#### [Stored items from a collection]

>> start

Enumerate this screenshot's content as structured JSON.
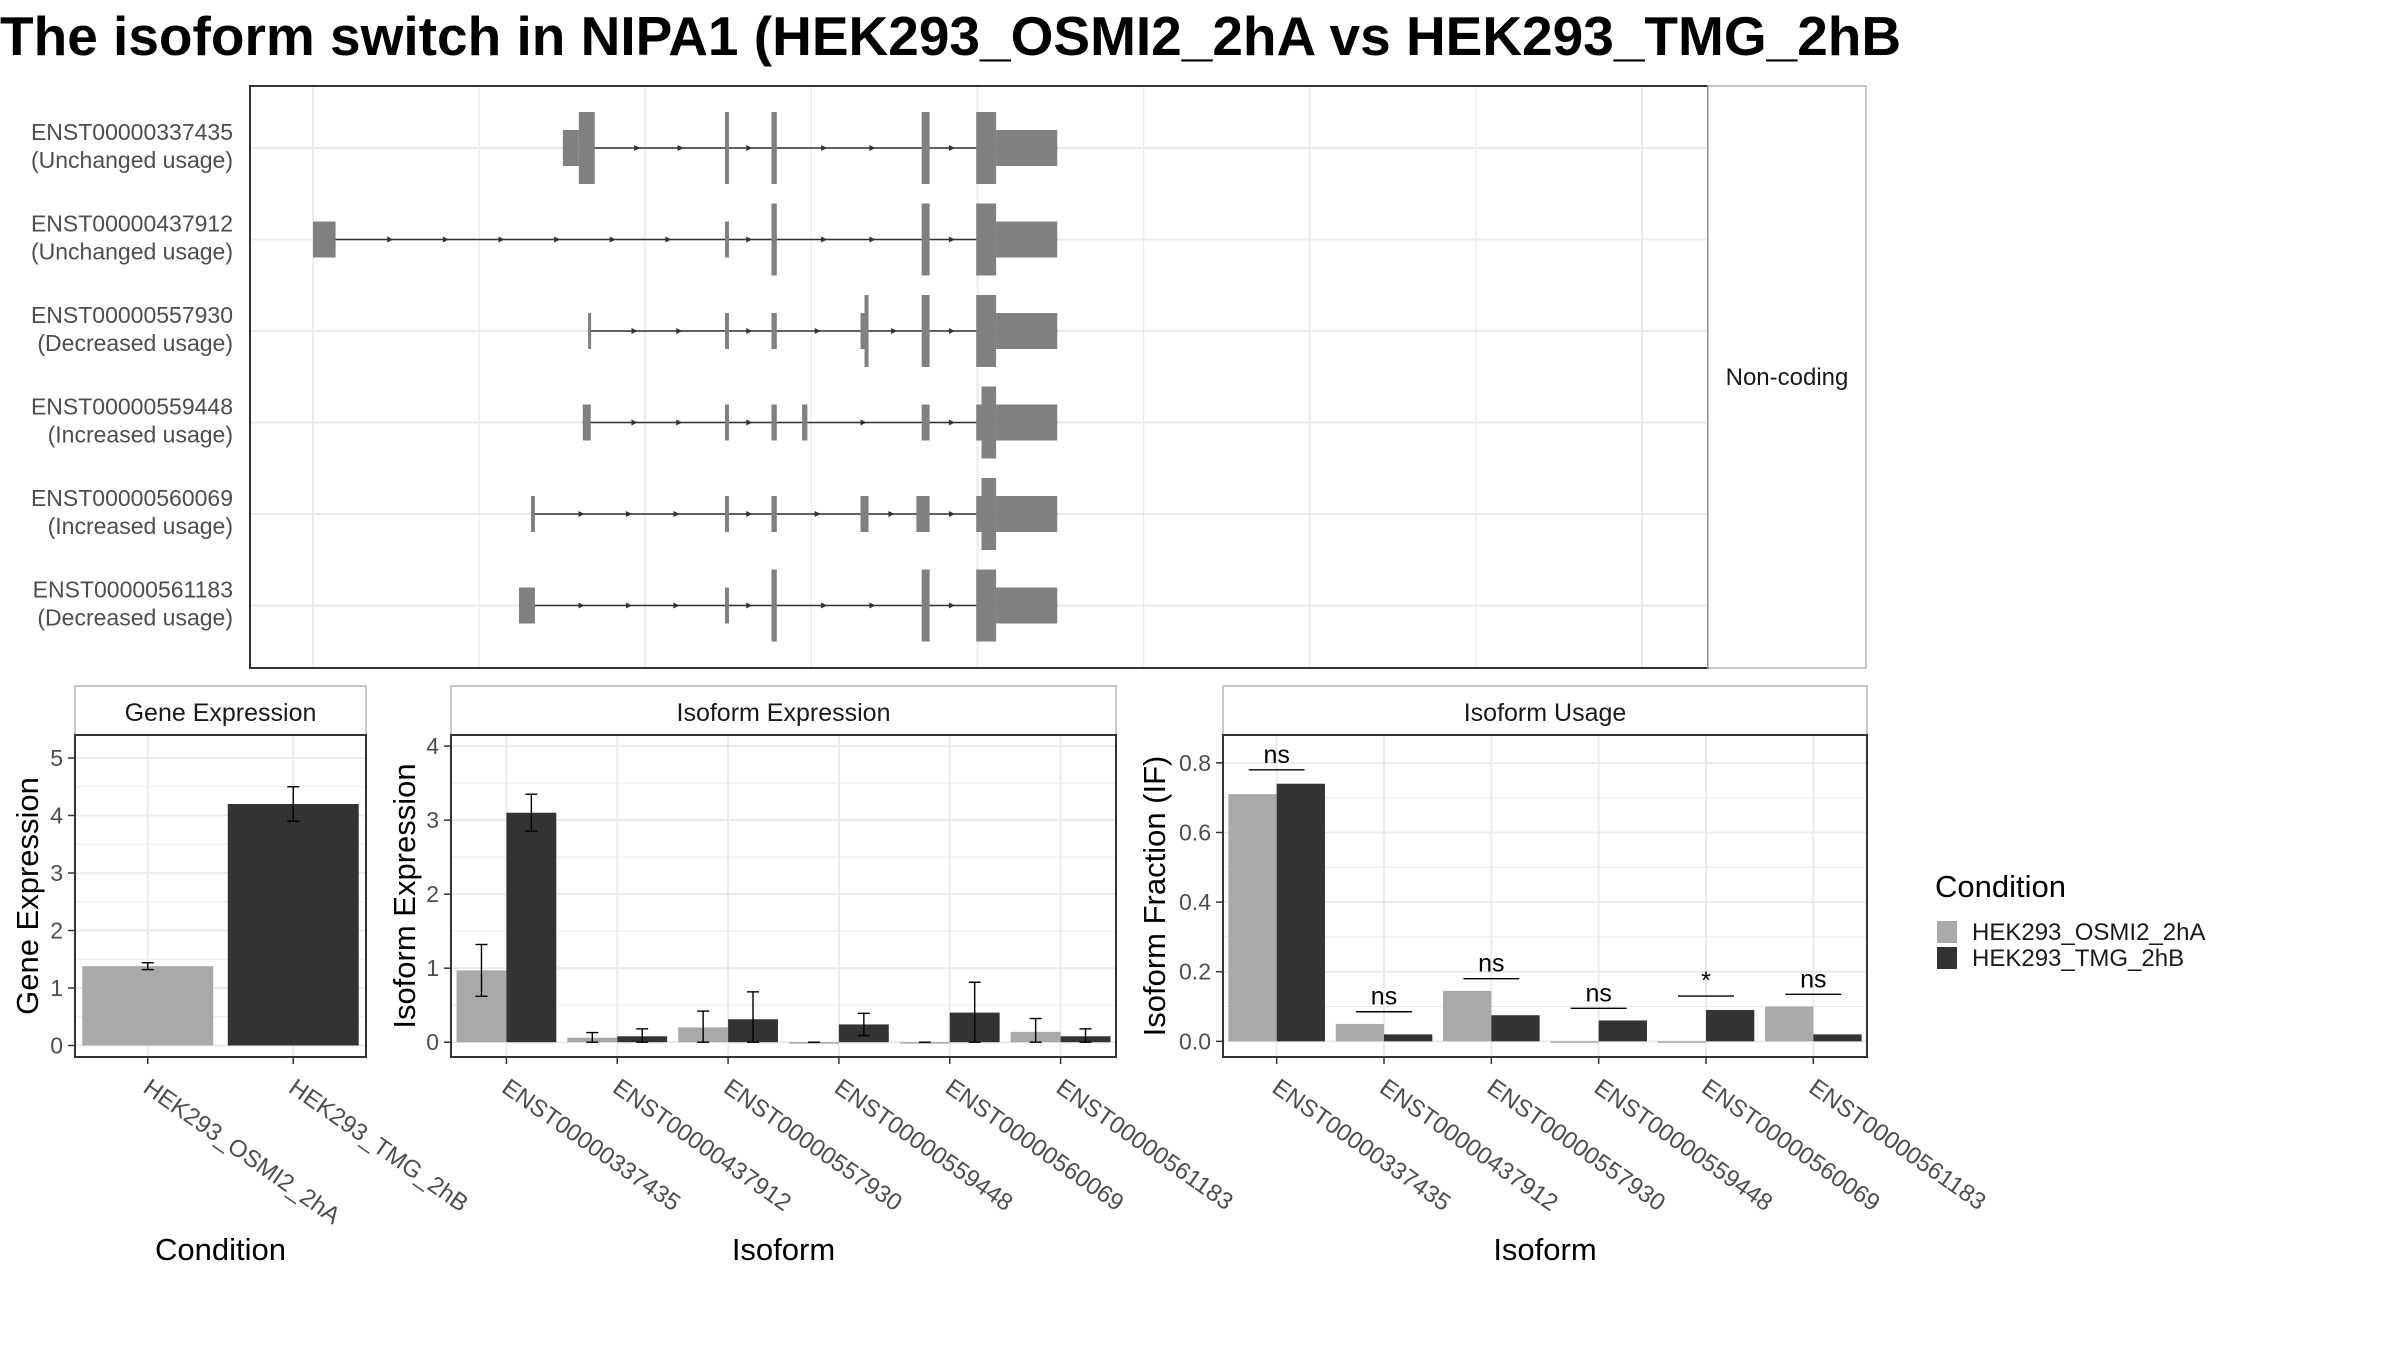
{
  "title": "The isoform switch in NIPA1 (HEK293_OSMI2_2hA vs HEK293_TMG_2hB",
  "colors": {
    "osmi": "#a9a9a9",
    "tmg": "#333333",
    "exon": "#808080",
    "grid": "#ebebeb",
    "panel_border": "#333333"
  },
  "chart_data": [
    {
      "type": "gene-structure",
      "strip_label": "Non-coding",
      "x_range": [
        0,
        1000
      ],
      "transcripts": [
        {
          "id": "ENST00000337435",
          "usage": "(Unchanged usage)",
          "exons": [
            [
              188,
              200,
              "utr"
            ],
            [
              200,
              212,
              "cds"
            ],
            [
              310,
              313,
              "cds"
            ],
            [
              345,
              349,
              "cds"
            ],
            [
              458,
              464,
              "cds"
            ],
            [
              499,
              514,
              "cds"
            ],
            [
              514,
              560,
              "utr"
            ]
          ]
        },
        {
          "id": "ENST00000437912",
          "usage": "(Unchanged usage)",
          "exons": [
            [
              0,
              17,
              "utr"
            ],
            [
              310,
              313,
              "utr"
            ],
            [
              345,
              349,
              "cds"
            ],
            [
              458,
              464,
              "cds"
            ],
            [
              499,
              514,
              "cds"
            ],
            [
              514,
              560,
              "utr"
            ]
          ]
        },
        {
          "id": "ENST00000557930",
          "usage": "(Decreased usage)",
          "exons": [
            [
              207,
              209,
              "utr"
            ],
            [
              310,
              313,
              "utr"
            ],
            [
              345,
              349,
              "utr"
            ],
            [
              412,
              415,
              "utr"
            ],
            [
              415,
              418,
              "cds"
            ],
            [
              458,
              464,
              "cds"
            ],
            [
              499,
              514,
              "cds"
            ],
            [
              514,
              560,
              "utr"
            ]
          ]
        },
        {
          "id": "ENST00000559448",
          "usage": "(Increased usage)",
          "exons": [
            [
              203,
              209,
              "utr"
            ],
            [
              310,
              313,
              "utr"
            ],
            [
              345,
              349,
              "utr"
            ],
            [
              368,
              372,
              "utr"
            ],
            [
              458,
              464,
              "utr"
            ],
            [
              499,
              503,
              "utr"
            ],
            [
              503,
              514,
              "cds"
            ],
            [
              514,
              560,
              "utr"
            ]
          ]
        },
        {
          "id": "ENST00000560069",
          "usage": "(Increased usage)",
          "exons": [
            [
              164,
              167,
              "utr"
            ],
            [
              310,
              313,
              "utr"
            ],
            [
              345,
              349,
              "utr"
            ],
            [
              412,
              418,
              "utr"
            ],
            [
              454,
              459,
              "utr"
            ],
            [
              458,
              464,
              "utr"
            ],
            [
              499,
              503,
              "utr"
            ],
            [
              503,
              514,
              "cds"
            ],
            [
              514,
              560,
              "utr"
            ]
          ]
        },
        {
          "id": "ENST00000561183",
          "usage": "(Decreased usage)",
          "exons": [
            [
              155,
              167,
              "utr"
            ],
            [
              310,
              313,
              "utr"
            ],
            [
              345,
              349,
              "cds"
            ],
            [
              458,
              464,
              "cds"
            ],
            [
              499,
              514,
              "cds"
            ],
            [
              514,
              560,
              "utr"
            ]
          ]
        }
      ]
    },
    {
      "type": "bar",
      "strip_label": "Gene Expression",
      "xlabel": "Condition",
      "ylabel": "Gene Expression",
      "ylim": [
        -0.2,
        5.4
      ],
      "yticks": [
        0,
        1,
        2,
        3,
        4,
        5
      ],
      "categories": [
        "HEK293_OSMI2_2hA",
        "HEK293_TMG_2hB"
      ],
      "series": [
        {
          "values": [
            1.38,
            4.2
          ],
          "errors": [
            [
              1.32,
              1.44
            ],
            [
              3.9,
              4.5
            ]
          ]
        }
      ],
      "grid": true
    },
    {
      "type": "bar",
      "strip_label": "Isoform Expression",
      "xlabel": "Isoform",
      "ylabel": "Isoform Expression",
      "ylim": [
        -0.2,
        4.15
      ],
      "yticks": [
        0,
        1,
        2,
        3,
        4
      ],
      "categories": [
        "ENST00000337435",
        "ENST00000437912",
        "ENST00000557930",
        "ENST00000559448",
        "ENST00000560069",
        "ENST00000561183"
      ],
      "series": [
        {
          "name": "HEK293_OSMI2_2hA",
          "values": [
            0.97,
            0.06,
            0.2,
            0.0,
            0.0,
            0.14
          ],
          "errors": [
            [
              0.62,
              1.32
            ],
            [
              0.0,
              0.13
            ],
            [
              0.0,
              0.42
            ],
            [
              0.0,
              0.0
            ],
            [
              0.0,
              0.0
            ],
            [
              0.0,
              0.32
            ]
          ]
        },
        {
          "name": "HEK293_TMG_2hB",
          "values": [
            3.1,
            0.08,
            0.31,
            0.24,
            0.4,
            0.08
          ],
          "errors": [
            [
              2.85,
              3.35
            ],
            [
              0.0,
              0.18
            ],
            [
              0.0,
              0.68
            ],
            [
              0.09,
              0.39
            ],
            [
              0.0,
              0.81
            ],
            [
              0.0,
              0.18
            ]
          ]
        }
      ],
      "grid": true
    },
    {
      "type": "bar",
      "strip_label": "Isoform Usage",
      "xlabel": "Isoform",
      "ylabel": "Isoform Fraction (IF)",
      "ylim": [
        -0.045,
        0.88
      ],
      "yticks": [
        0.0,
        0.2,
        0.4,
        0.6,
        0.8
      ],
      "categories": [
        "ENST00000337435",
        "ENST00000437912",
        "ENST00000557930",
        "ENST00000559448",
        "ENST00000560069",
        "ENST00000561183"
      ],
      "series": [
        {
          "name": "HEK293_OSMI2_2hA",
          "values": [
            0.71,
            0.05,
            0.145,
            0.0,
            0.0,
            0.1
          ]
        },
        {
          "name": "HEK293_TMG_2hB",
          "values": [
            0.74,
            0.02,
            0.075,
            0.06,
            0.09,
            0.02
          ]
        }
      ],
      "annotations": [
        {
          "text": "ns",
          "y": 0.78
        },
        {
          "text": "ns",
          "y": 0.085
        },
        {
          "text": "ns",
          "y": 0.18
        },
        {
          "text": "ns",
          "y": 0.095
        },
        {
          "text": "*",
          "y": 0.13
        },
        {
          "text": "ns",
          "y": 0.135
        }
      ],
      "grid": true
    }
  ],
  "legend": {
    "title": "Condition",
    "items": [
      "HEK293_OSMI2_2hA",
      "HEK293_TMG_2hB"
    ]
  }
}
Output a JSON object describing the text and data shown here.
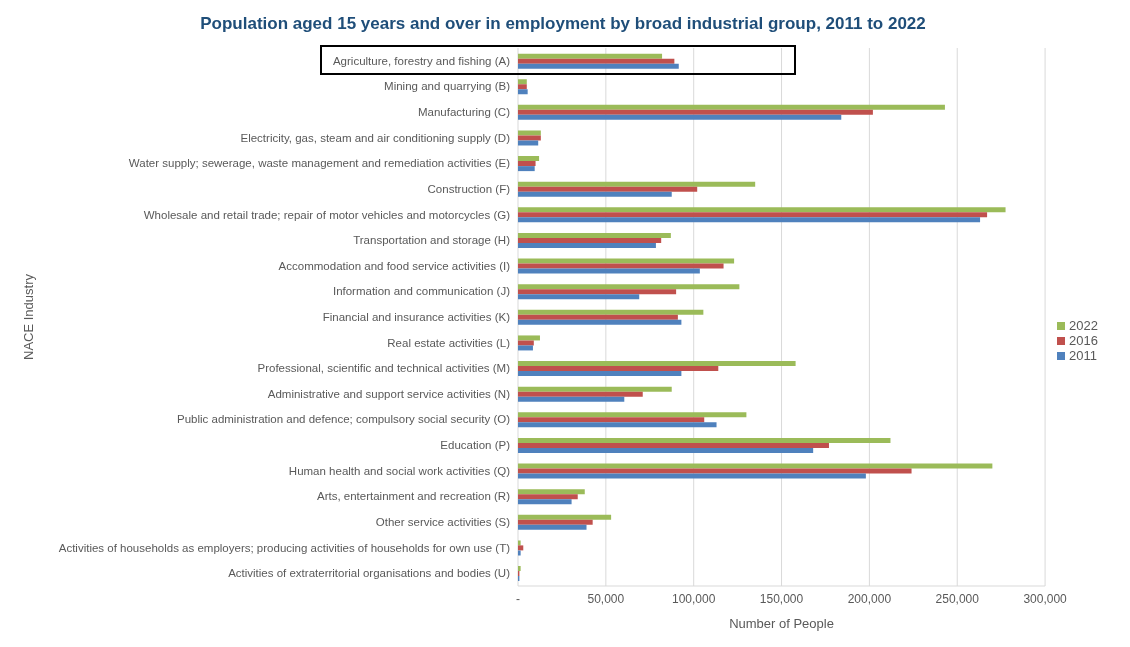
{
  "chart_data": {
    "type": "bar",
    "orientation": "horizontal",
    "title": "Population aged 15 years and over in employment by broad industrial group, 2011 to 2022",
    "xlabel": "Number of People",
    "ylabel": "NACE Industry",
    "categories": [
      "Agriculture, forestry and fishing (A)",
      "Mining and quarrying (B)",
      "Manufacturing (C)",
      "Electricity, gas, steam and air conditioning supply (D)",
      "Water supply; sewerage, waste management and remediation activities (E)",
      "Construction (F)",
      "Wholesale and retail trade; repair of motor vehicles and motorcycles (G)",
      "Transportation and storage (H)",
      "Accommodation and food service activities (I)",
      "Information and communication (J)",
      "Financial and insurance activities (K)",
      "Real estate activities (L)",
      "Professional, scientific and technical activities (M)",
      "Administrative and support service activities (N)",
      "Public administration and defence; compulsory social security (O)",
      "Education (P)",
      "Human health and social work activities (Q)",
      "Arts, entertainment and recreation (R)",
      "Other service activities (S)",
      "Activities of households as employers; producing activities of households for own use (T)",
      "Activities of extraterritorial organisations and bodies (U)"
    ],
    "series": [
      {
        "name": "2022",
        "color": "#9bbb59",
        "values": [
          82000,
          5000,
          243000,
          13000,
          12000,
          135000,
          277500,
          87000,
          123000,
          126000,
          105500,
          12500,
          158000,
          87500,
          130000,
          212000,
          270000,
          38000,
          53000,
          1500,
          1500
        ]
      },
      {
        "name": "2016",
        "color": "#c0504d",
        "values": [
          89000,
          5000,
          202000,
          13000,
          10000,
          102000,
          267000,
          81500,
          117000,
          90000,
          91000,
          9000,
          114000,
          71000,
          106000,
          177000,
          224000,
          34000,
          42500,
          3000,
          800
        ]
      },
      {
        "name": "2011",
        "color": "#4f81bd",
        "values": [
          91500,
          5500,
          184000,
          11500,
          9500,
          87500,
          263000,
          78500,
          103500,
          69000,
          93000,
          8500,
          93000,
          60500,
          113000,
          168000,
          198000,
          30500,
          39000,
          1500,
          800
        ]
      }
    ],
    "xlim": [
      0,
      300000
    ],
    "xticks": [
      {
        "value": 0,
        "label": "-"
      },
      {
        "value": 50000,
        "label": "50,000"
      },
      {
        "value": 100000,
        "label": "100,000"
      },
      {
        "value": 150000,
        "label": "150,000"
      },
      {
        "value": 200000,
        "label": "200,000"
      },
      {
        "value": 250000,
        "label": "250,000"
      },
      {
        "value": 300000,
        "label": "300,000"
      }
    ],
    "grid": "x",
    "legend": "right"
  }
}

>> end

Search the entries for "ylabel" and copy out each line that has it.

      "ylabel": "Gene Expression",
      "ylabel": "Isoform Expression",
      "ylabel": "Isoform Fraction (IF)",
    "ylabel": "NACE Industry",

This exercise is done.